» **EXERCISE PROMPT**
For the data that follows, report how many lines contain the word "name", and nothing else.

▬▬▬▬▬▬▬▬▬▬

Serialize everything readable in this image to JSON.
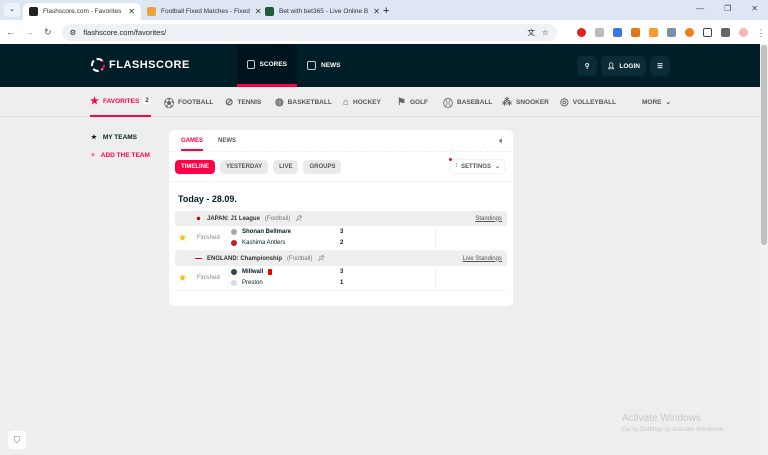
{
  "browser": {
    "tabs": [
      {
        "title": "Flashscore.com - Favorites",
        "active": true
      },
      {
        "title": "Football Fixed Matches - Fixed"
      },
      {
        "title": "Bet with bet365 - Live Online B"
      }
    ],
    "url": "flashscore.com/favorites/"
  },
  "header": {
    "logo": "FLASHSCORE",
    "nav": [
      {
        "label": "SCORES"
      },
      {
        "label": "NEWS"
      }
    ],
    "login": "LOGIN"
  },
  "sports": [
    {
      "label": "FAVORITES",
      "badge": "2"
    },
    {
      "label": "FOOTBALL"
    },
    {
      "label": "TENNIS"
    },
    {
      "label": "BASKETBALL"
    },
    {
      "label": "HOCKEY"
    },
    {
      "label": "GOLF"
    },
    {
      "label": "BASEBALL"
    },
    {
      "label": "SNOOKER"
    },
    {
      "label": "VOLLEYBALL"
    },
    {
      "label": "MORE"
    }
  ],
  "sidebar": {
    "my_teams": "MY TEAMS",
    "add_team": "ADD THE TEAM"
  },
  "card": {
    "tabs": [
      "GAMES",
      "NEWS"
    ],
    "filters": [
      "TIMELINE",
      "YESTERDAY",
      "LIVE",
      "GROUPS"
    ],
    "settings": "SETTINGS",
    "date": "Today - 28.09.",
    "leagues": [
      {
        "name": "JAPAN: J1 League",
        "sport": "(Football)",
        "link": "Standings",
        "match": {
          "status": "Finished",
          "home": "Shonan Bellmare",
          "away": "Kashima Antlers",
          "home_score": "3",
          "away_score": "2"
        }
      },
      {
        "name": "ENGLAND: Championship",
        "sport": "(Football)",
        "link": "Live Standings",
        "match": {
          "status": "Finished",
          "home": "Millwall",
          "away": "Preston",
          "home_score": "3",
          "away_score": "1"
        }
      }
    ]
  },
  "watermark": {
    "title": "Activate Windows",
    "subtitle": "Go to Settings to activate Windows."
  },
  "colors": {
    "accent": "#ff0046",
    "header": "#001e28"
  }
}
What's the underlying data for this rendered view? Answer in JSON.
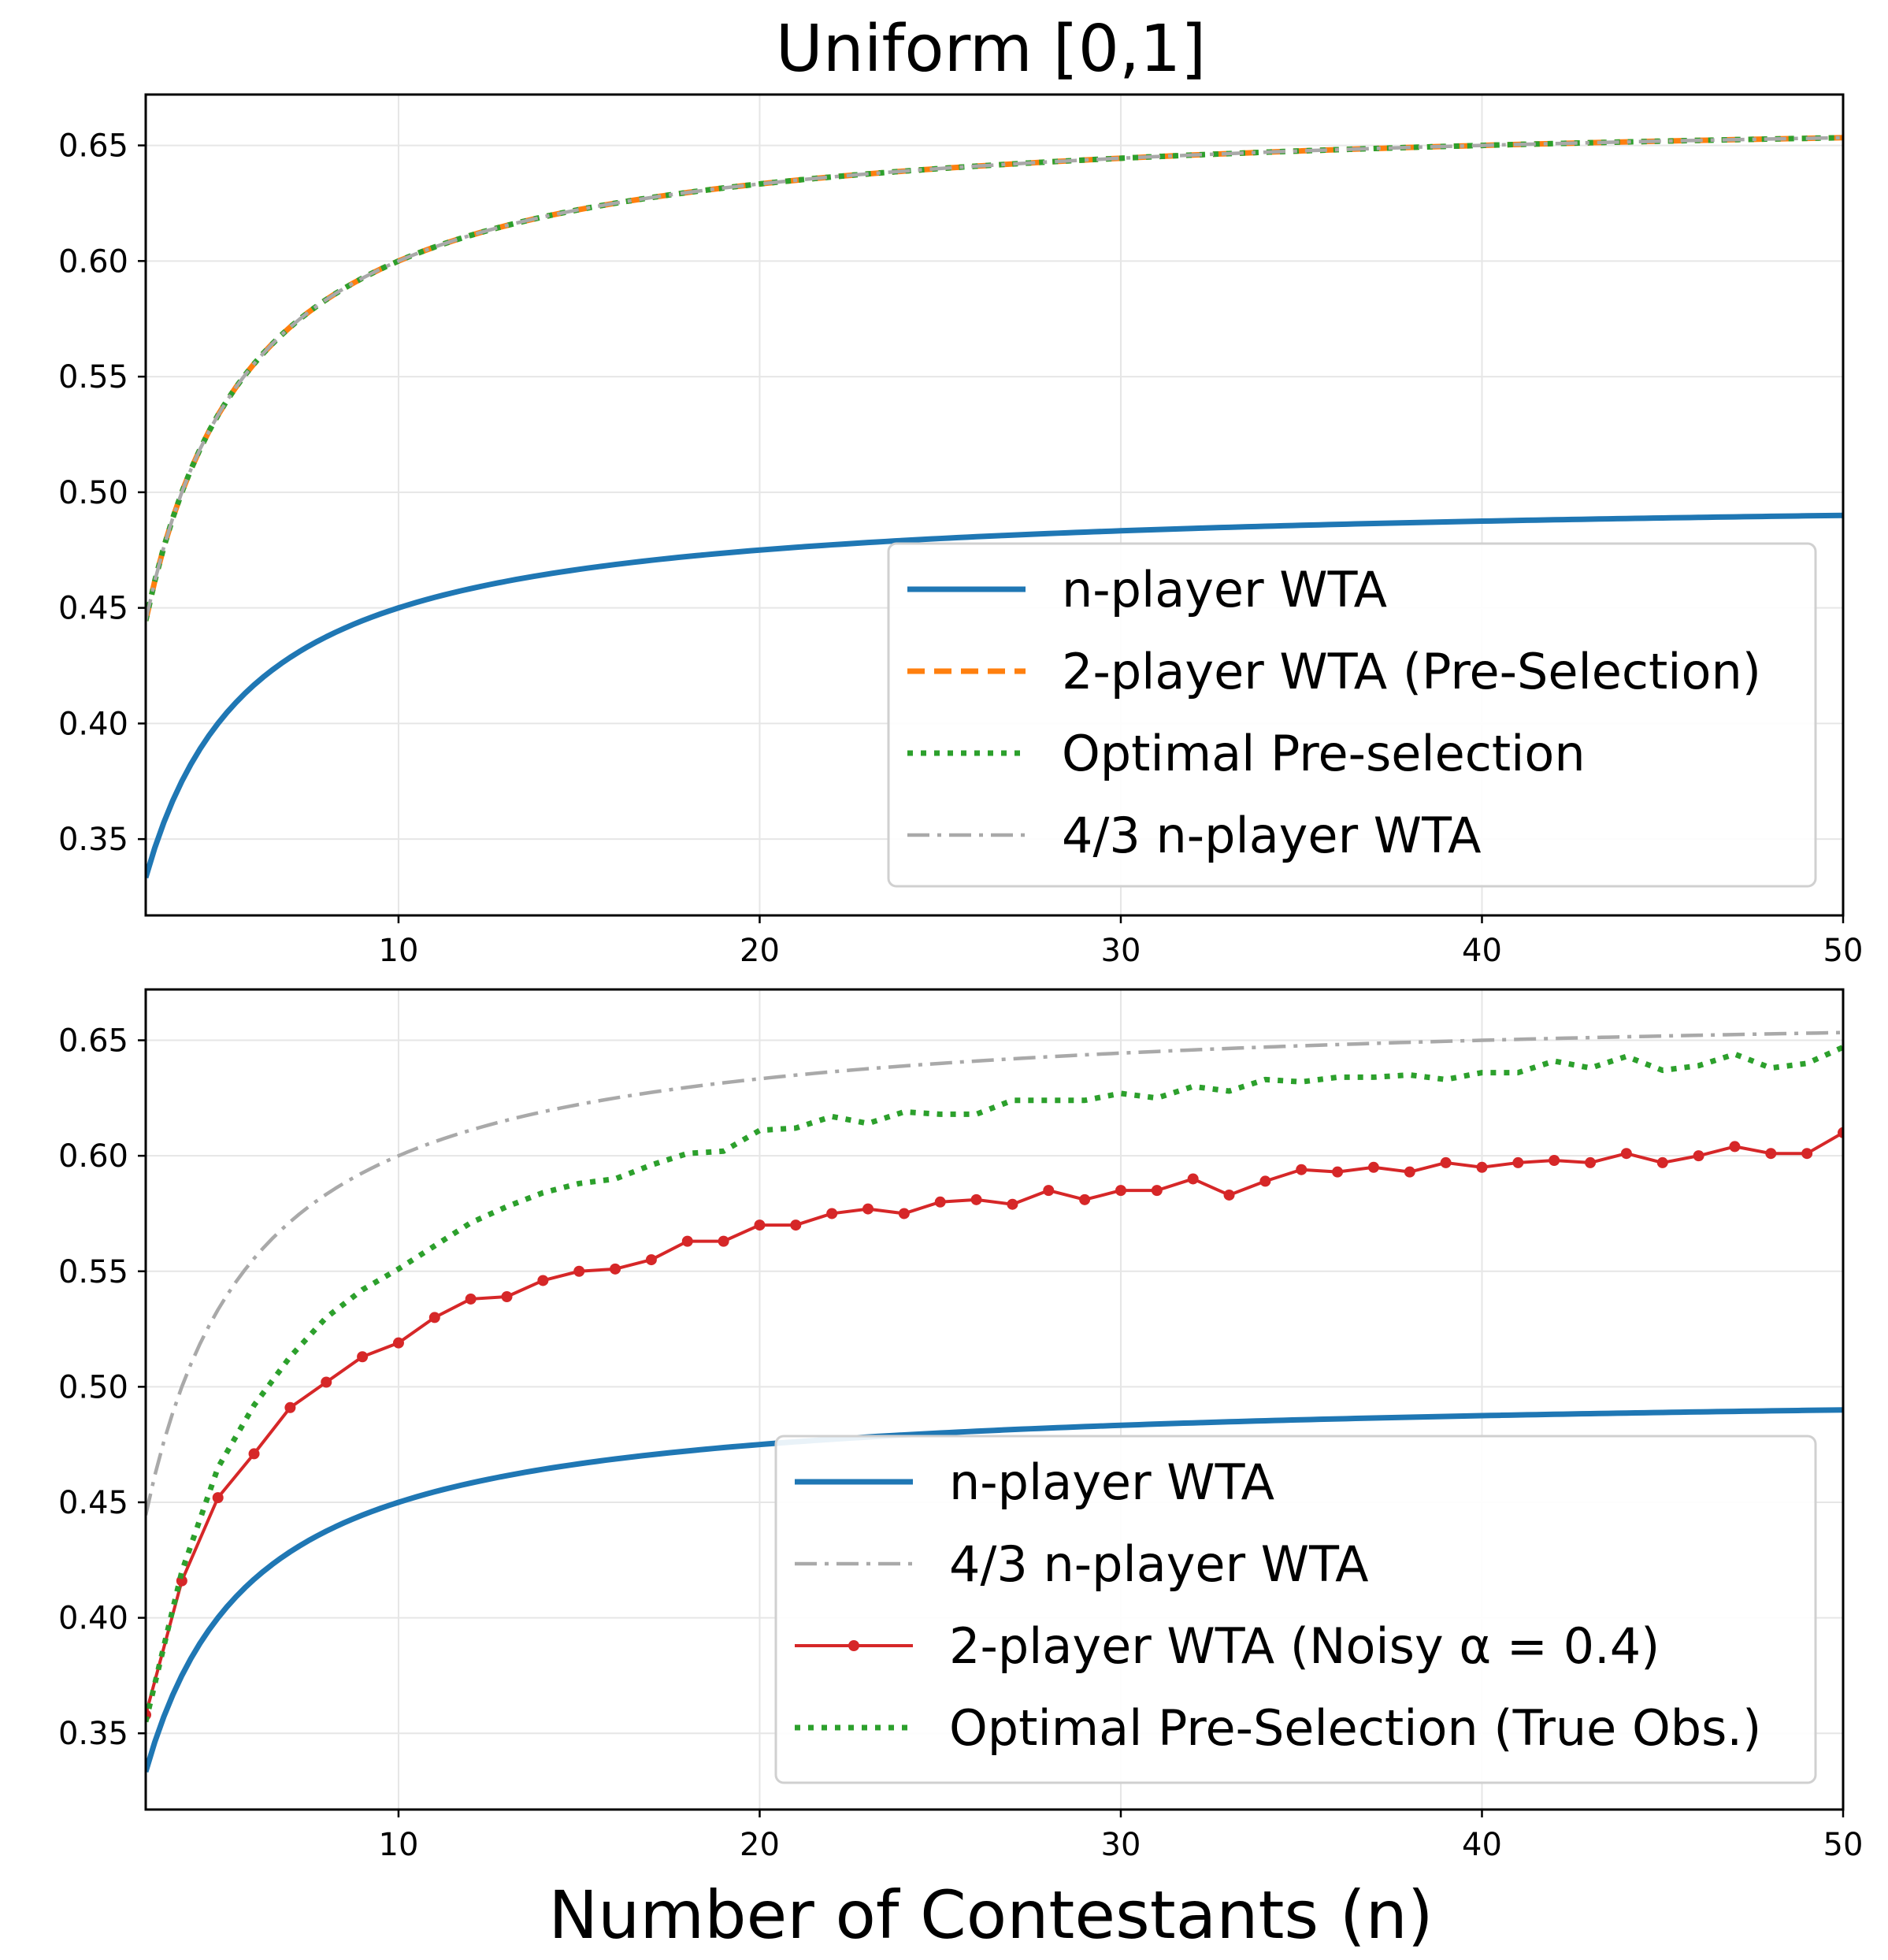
{
  "figure": {
    "title": "Uniform [0,1]",
    "xlabel": "Number of Contestants (n)"
  },
  "colors": {
    "n_player": "#1f77b4",
    "two_player_pre": "#ff7f0e",
    "optimal": "#2ca02c",
    "four_thirds": "#a9a9a9",
    "noisy": "#d62728",
    "grid": "#e6e6e6"
  },
  "chart_data": [
    {
      "type": "line",
      "title": "Uniform [0,1]",
      "xlabel": "",
      "ylabel": "",
      "xlim": [
        3,
        50
      ],
      "ylim": [
        0.317,
        0.672
      ],
      "xticks": [
        10,
        20,
        30,
        40,
        50
      ],
      "yticks": [
        0.35,
        0.4,
        0.45,
        0.5,
        0.55,
        0.6,
        0.65
      ],
      "ytick_labels": [
        "0.35",
        "0.40",
        "0.45",
        "0.50",
        "0.55",
        "0.60",
        "0.65"
      ],
      "grid": true,
      "legend_position": "lower-right",
      "series": [
        {
          "name": "n-player WTA",
          "style": "solid",
          "formula": "(n-1)/(2n)",
          "x": [
            3,
            50
          ]
        },
        {
          "name": "2-player WTA (Pre-Selection)",
          "style": "dashed",
          "formula": "2(n-1)/(3n)",
          "x": [
            3,
            50
          ]
        },
        {
          "name": "Optimal Pre-selection",
          "style": "dotted",
          "formula": "2(n-1)/(3n)",
          "x": [
            3,
            50
          ]
        },
        {
          "name": "4/3 n-player WTA",
          "style": "dashdot",
          "formula": "(4/3)(n-1)/(2n)",
          "x": [
            3,
            50
          ]
        }
      ]
    },
    {
      "type": "line",
      "xlabel": "Number of Contestants (n)",
      "ylabel": "",
      "xlim": [
        3,
        50
      ],
      "ylim": [
        0.317,
        0.672
      ],
      "xticks": [
        10,
        20,
        30,
        40,
        50
      ],
      "yticks": [
        0.35,
        0.4,
        0.45,
        0.5,
        0.55,
        0.6,
        0.65
      ],
      "ytick_labels": [
        "0.35",
        "0.40",
        "0.45",
        "0.50",
        "0.55",
        "0.60",
        "0.65"
      ],
      "grid": true,
      "legend_position": "lower-right",
      "series": [
        {
          "name": "n-player WTA",
          "style": "solid",
          "formula": "(n-1)/(2n)",
          "x": [
            3,
            50
          ]
        },
        {
          "name": "4/3 n-player WTA",
          "style": "dashdot",
          "formula": "(4/3)(n-1)/(2n)",
          "x": [
            3,
            50
          ]
        },
        {
          "name": "2-player WTA (Noisy α = 0.4)",
          "style": "solid-marker",
          "x": [
            3,
            4,
            5,
            6,
            7,
            8,
            9,
            10,
            11,
            12,
            13,
            14,
            15,
            16,
            17,
            18,
            19,
            20,
            21,
            22,
            23,
            24,
            25,
            26,
            27,
            28,
            29,
            30,
            31,
            32,
            33,
            34,
            35,
            36,
            37,
            38,
            39,
            40,
            41,
            42,
            43,
            44,
            45,
            46,
            47,
            48,
            49,
            50
          ],
          "values": [
            0.358,
            0.416,
            0.452,
            0.471,
            0.491,
            0.502,
            0.513,
            0.519,
            0.53,
            0.538,
            0.539,
            0.546,
            0.55,
            0.551,
            0.555,
            0.563,
            0.563,
            0.57,
            0.57,
            0.575,
            0.577,
            0.575,
            0.58,
            0.581,
            0.579,
            0.585,
            0.581,
            0.585,
            0.585,
            0.59,
            0.583,
            0.589,
            0.594,
            0.593,
            0.595,
            0.593,
            0.597,
            0.595,
            0.597,
            0.598,
            0.597,
            0.601,
            0.597,
            0.6,
            0.604,
            0.601,
            0.601,
            0.61
          ]
        },
        {
          "name": "Optimal Pre-Selection (True Obs.)",
          "style": "dotted",
          "x": [
            3,
            4,
            5,
            6,
            7,
            8,
            9,
            10,
            11,
            12,
            13,
            14,
            15,
            16,
            17,
            18,
            19,
            20,
            21,
            22,
            23,
            24,
            25,
            26,
            27,
            28,
            29,
            30,
            31,
            32,
            33,
            34,
            35,
            36,
            37,
            38,
            39,
            40,
            41,
            42,
            43,
            44,
            45,
            46,
            47,
            48,
            49,
            50
          ],
          "values": [
            0.355,
            0.42,
            0.465,
            0.492,
            0.513,
            0.53,
            0.542,
            0.551,
            0.561,
            0.571,
            0.578,
            0.584,
            0.588,
            0.59,
            0.596,
            0.601,
            0.602,
            0.611,
            0.612,
            0.617,
            0.614,
            0.619,
            0.618,
            0.618,
            0.624,
            0.624,
            0.624,
            0.627,
            0.625,
            0.63,
            0.628,
            0.633,
            0.632,
            0.634,
            0.634,
            0.635,
            0.633,
            0.636,
            0.636,
            0.641,
            0.638,
            0.643,
            0.637,
            0.639,
            0.644,
            0.638,
            0.64,
            0.647
          ]
        }
      ]
    }
  ]
}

▬▬▬▬▬▬▬▬▬▬

» **CORRECT ANSWER**
10